Recorded data
---

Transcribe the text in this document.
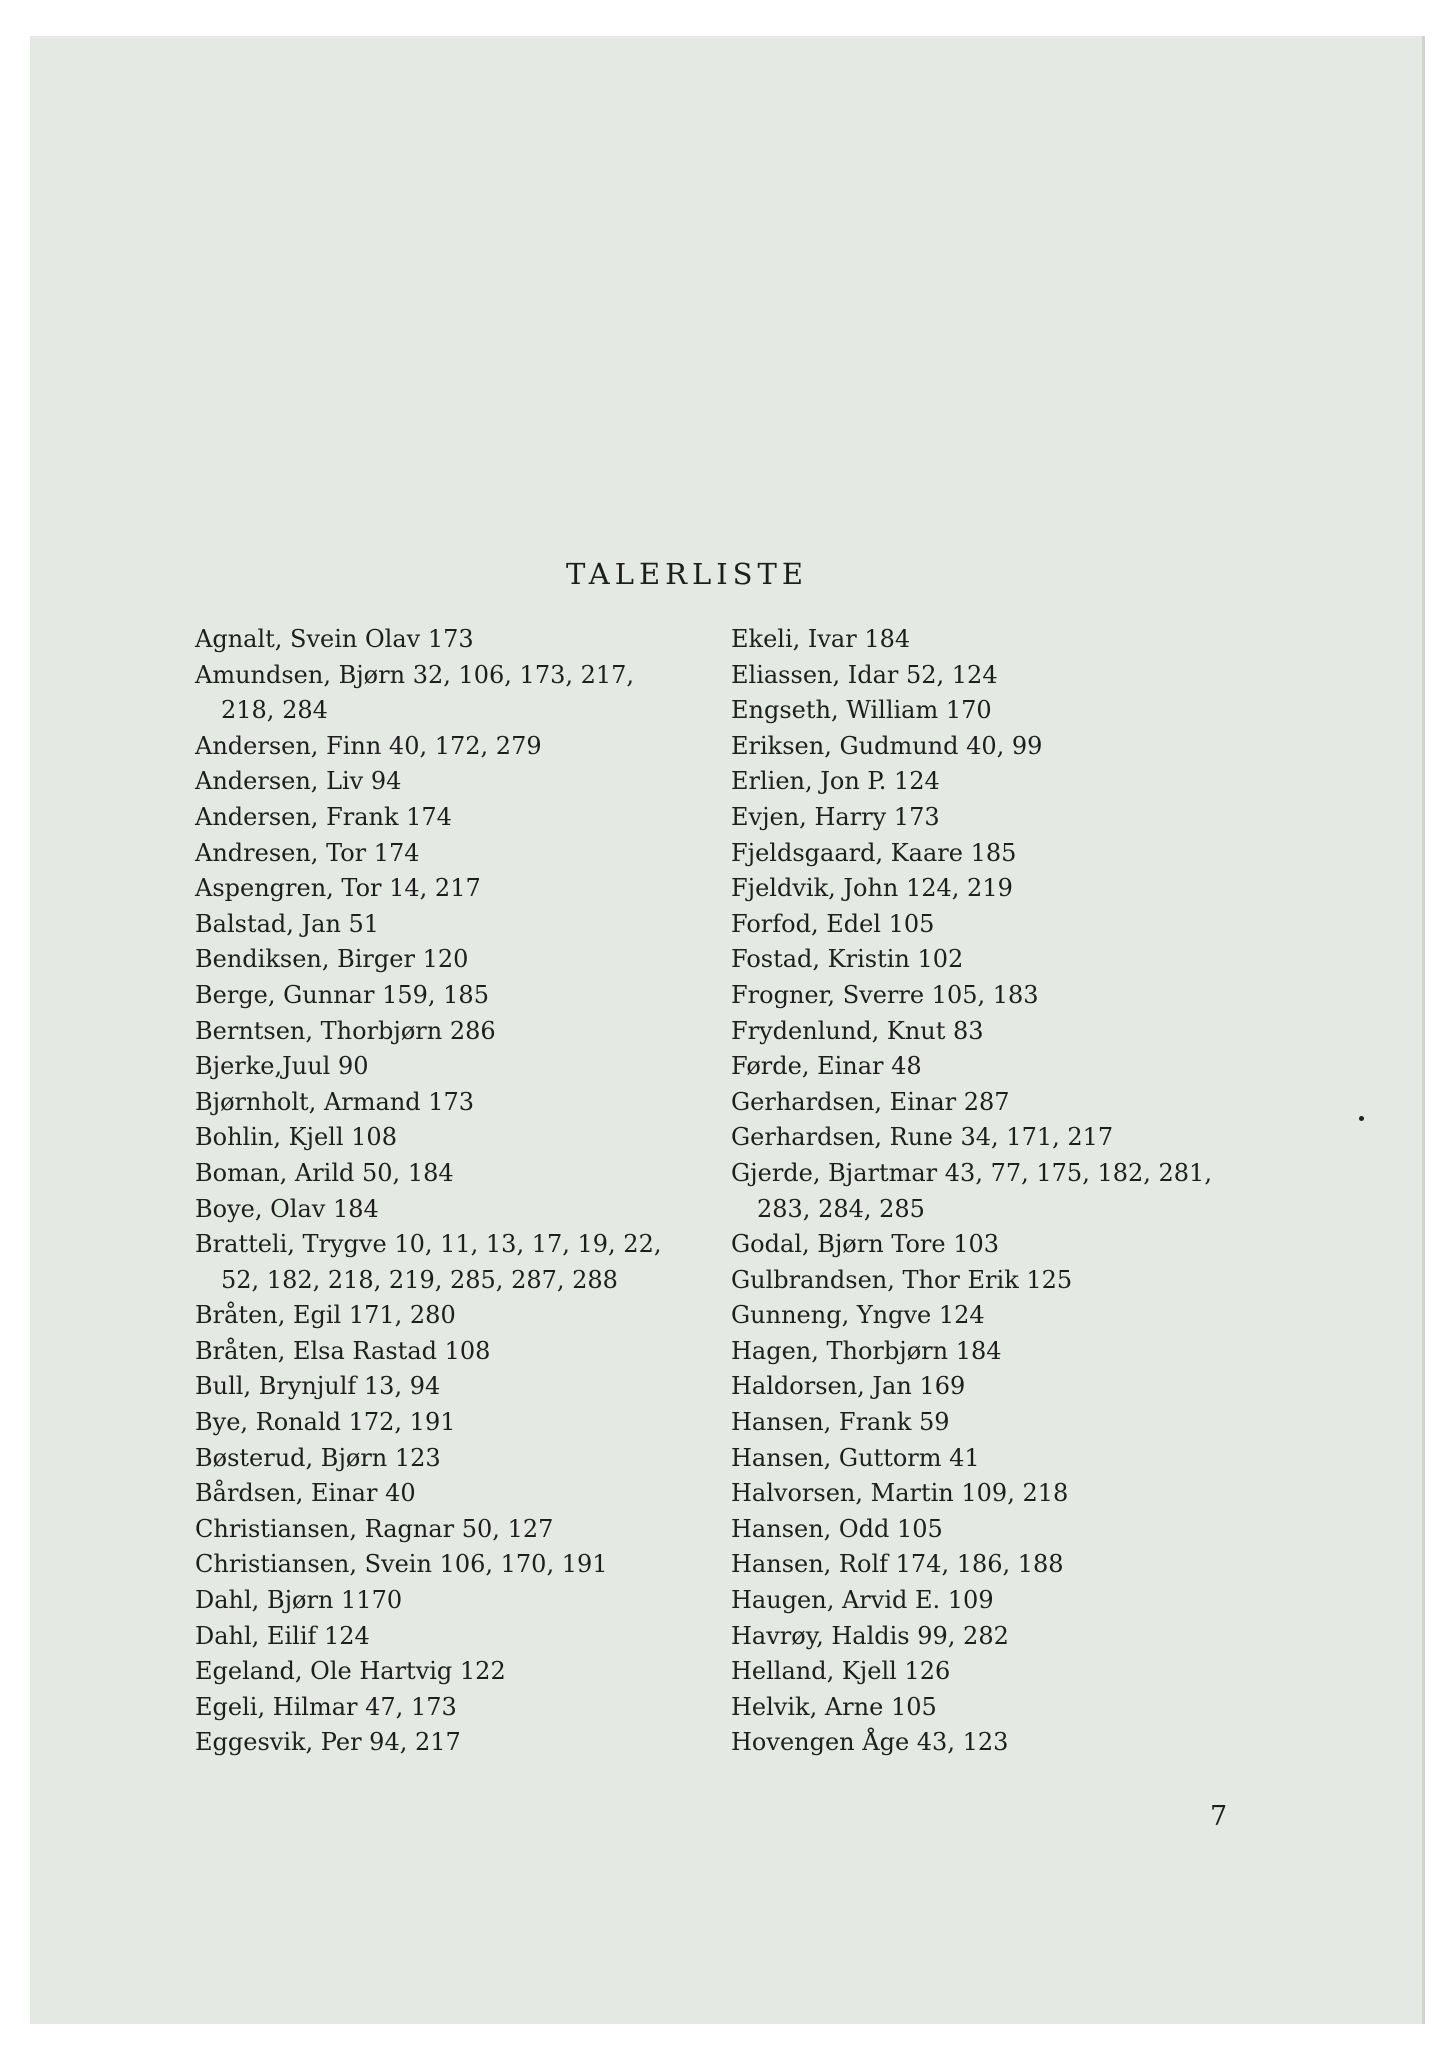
TALERLISTE
Agnalt, Svein Olav 173
Amundsen, Bjørn 32, 106, 173, 217,
218, 284
Andersen, Finn 40, 172, 279
Andersen, Liv 94
Andersen, Frank 174
Andresen, Tor 174
Aspengren, Tor 14, 217
Balstad, Jan 51
Bendiksen, Birger 120
Berge, Gunnar 159, 185
Berntsen, Thorbjørn 286
Bjerke,Juul 90
Bjørnholt, Armand 173
Bohlin, Kjell 108
Boman, Arild 50, 184
Boye, Olav 184
Bratteli, Trygve 10, 11, 13, 17, 19, 22,
52, 182, 218, 219, 285, 287, 288
Bråten, Egil 171, 280
Bråten, Elsa Rastad 108
Bull, Brynjulf 13, 94
Bye, Ronald 172, 191
Bøsterud, Bjørn 123
Bårdsen, Einar 40
Christiansen, Ragnar 50, 127
Christiansen, Svein 106, 170, 191
Dahl, Bjørn 1170
Dahl, Eilif 124
Egeland, Ole Hartvig 122
Egeli, Hilmar 47, 173
Eggesvik, Per 94, 217
Ekeli, Ivar 184
Eliassen, Idar 52, 124
Engseth, William 170
Eriksen, Gudmund 40, 99
Erlien, Jon P. 124
Evjen, Harry 173
Fjeldsgaard, Kaare 185
Fjeldvik, John 124, 219
Forfod, Edel 105
Fostad, Kristin 102
Frogner, Sverre 105, 183
Frydenlund, Knut 83
Førde, Einar 48
Gerhardsen, Einar 287
Gerhardsen, Rune 34, 171, 217
Gjerde, Bjartmar 43, 77, 175, 182, 281,
283, 284, 285
Godal, Bjørn Tore 103
Gulbrandsen, Thor Erik 125
Gunneng, Yngve 124
Hagen, Thorbjørn 184
Haldorsen, Jan 169
Hansen, Frank 59
Hansen, Guttorm 41
Halvorsen, Martin 109, 218
Hansen, Odd 105
Hansen, Rolf 174, 186, 188
Haugen, Arvid E. 109
Havrøy, Haldis 99, 282
Helland, Kjell 126
Helvik, Arne 105
Hovengen Åge 43, 123
7
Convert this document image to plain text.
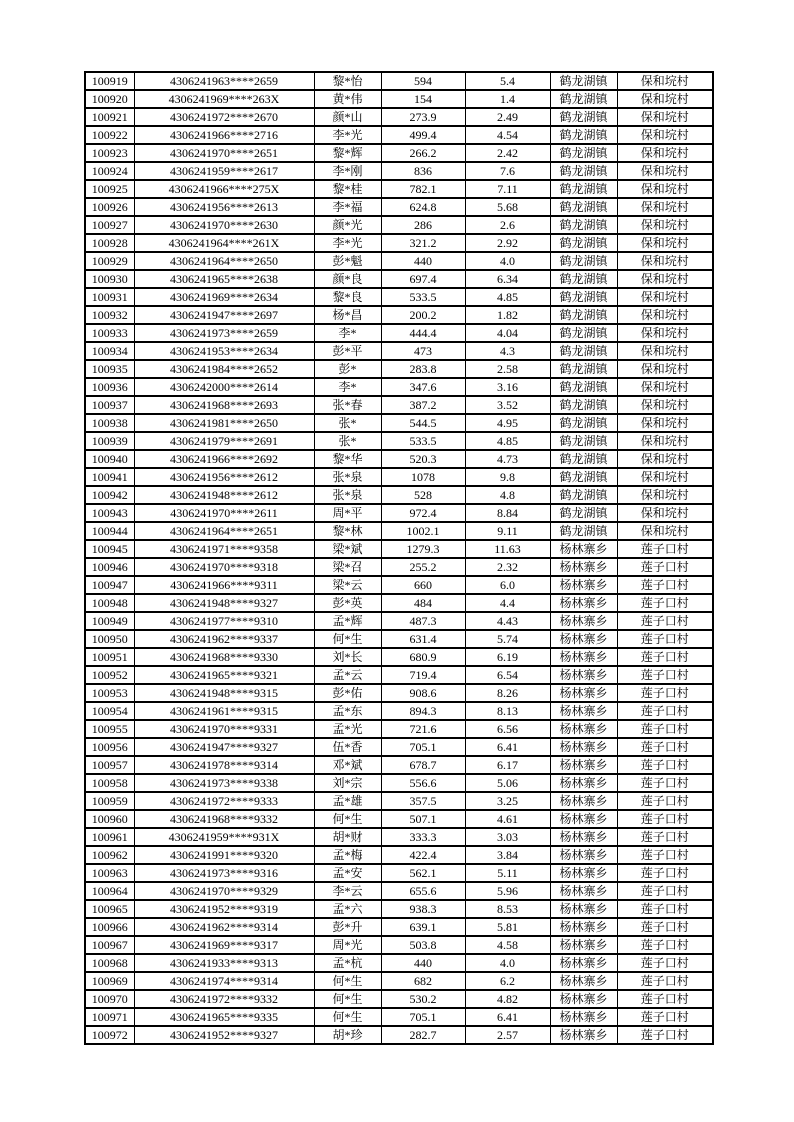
100919	4306241963****2659	黎*怡	594	5.4	鹤龙湖镇	保和垸村
100920	4306241969****263X	黄*伟	154	1.4	鹤龙湖镇	保和垸村
100921	4306241972****2670	颜*山	273.9	2.49	鹤龙湖镇	保和垸村
100922	4306241966****2716	李*光	499.4	4.54	鹤龙湖镇	保和垸村
100923	4306241970****2651	黎*辉	266.2	2.42	鹤龙湖镇	保和垸村
100924	4306241959****2617	李*刚	836	7.6	鹤龙湖镇	保和垸村
100925	4306241966****275X	黎*桂	782.1	7.11	鹤龙湖镇	保和垸村
100926	4306241956****2613	李*福	624.8	5.68	鹤龙湖镇	保和垸村
100927	4306241970****2630	颜*光	286	2.6	鹤龙湖镇	保和垸村
100928	4306241964****261X	李*光	321.2	2.92	鹤龙湖镇	保和垸村
100929	4306241964****2650	彭*魁	440	4.0	鹤龙湖镇	保和垸村
100930	4306241965****2638	颜*良	697.4	6.34	鹤龙湖镇	保和垸村
100931	4306241969****2634	黎*良	533.5	4.85	鹤龙湖镇	保和垸村
100932	4306241947****2697	杨*昌	200.2	1.82	鹤龙湖镇	保和垸村
100933	4306241973****2659	李*	444.4	4.04	鹤龙湖镇	保和垸村
100934	4306241953****2634	彭*平	473	4.3	鹤龙湖镇	保和垸村
100935	4306241984****2652	彭*	283.8	2.58	鹤龙湖镇	保和垸村
100936	4306242000****2614	李*	347.6	3.16	鹤龙湖镇	保和垸村
100937	4306241968****2693	张*春	387.2	3.52	鹤龙湖镇	保和垸村
100938	4306241981****2650	张*	544.5	4.95	鹤龙湖镇	保和垸村
100939	4306241979****2691	张*	533.5	4.85	鹤龙湖镇	保和垸村
100940	4306241966****2692	黎*华	520.3	4.73	鹤龙湖镇	保和垸村
100941	4306241956****2612	张*泉	1078	9.8	鹤龙湖镇	保和垸村
100942	4306241948****2612	张*泉	528	4.8	鹤龙湖镇	保和垸村
100943	4306241970****2611	周*平	972.4	8.84	鹤龙湖镇	保和垸村
100944	4306241964****2651	黎*林	1002.1	9.11	鹤龙湖镇	保和垸村
100945	4306241971****9358	梁*斌	1279.3	11.63	杨林寨乡	莲子口村
100946	4306241970****9318	梁*召	255.2	2.32	杨林寨乡	莲子口村
100947	4306241966****9311	梁*云	660	6.0	杨林寨乡	莲子口村
100948	4306241948****9327	彭*英	484	4.4	杨林寨乡	莲子口村
100949	4306241977****9310	孟*辉	487.3	4.43	杨林寨乡	莲子口村
100950	4306241962****9337	何*生	631.4	5.74	杨林寨乡	莲子口村
100951	4306241968****9330	刘*长	680.9	6.19	杨林寨乡	莲子口村
100952	4306241965****9321	孟*云	719.4	6.54	杨林寨乡	莲子口村
100953	4306241948****9315	彭*佑	908.6	8.26	杨林寨乡	莲子口村
100954	4306241961****9315	孟*东	894.3	8.13	杨林寨乡	莲子口村
100955	4306241970****9331	孟*光	721.6	6.56	杨林寨乡	莲子口村
100956	4306241947****9327	伍*香	705.1	6.41	杨林寨乡	莲子口村
100957	4306241978****9314	邓*斌	678.7	6.17	杨林寨乡	莲子口村
100958	4306241973****9338	刘*宗	556.6	5.06	杨林寨乡	莲子口村
100959	4306241972****9333	孟*雄	357.5	3.25	杨林寨乡	莲子口村
100960	4306241968****9332	何*生	507.1	4.61	杨林寨乡	莲子口村
100961	4306241959****931X	胡*财	333.3	3.03	杨林寨乡	莲子口村
100962	4306241991****9320	孟*梅	422.4	3.84	杨林寨乡	莲子口村
100963	4306241973****9316	孟*安	562.1	5.11	杨林寨乡	莲子口村
100964	4306241970****9329	李*云	655.6	5.96	杨林寨乡	莲子口村
100965	4306241952****9319	孟*六	938.3	8.53	杨林寨乡	莲子口村
100966	4306241962****9314	彭*升	639.1	5.81	杨林寨乡	莲子口村
100967	4306241969****9317	周*光	503.8	4.58	杨林寨乡	莲子口村
100968	4306241933****9313	孟*杭	440	4.0	杨林寨乡	莲子口村
100969	4306241974****9314	何*生	682	6.2	杨林寨乡	莲子口村
100970	4306241972****9332	何*生	530.2	4.82	杨林寨乡	莲子口村
100971	4306241965****9335	何*生	705.1	6.41	杨林寨乡	莲子口村
100972	4306241952****9327	胡*珍	282.7	2.57	杨林寨乡	莲子口村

---

__WORK TO BE COMPLETED__. Check each line of the records for "text" and copy the ones that contain it.

__RESPONSE TO THIS TASK__.
Transcribe the text in this document.
Convert this document image to plain text.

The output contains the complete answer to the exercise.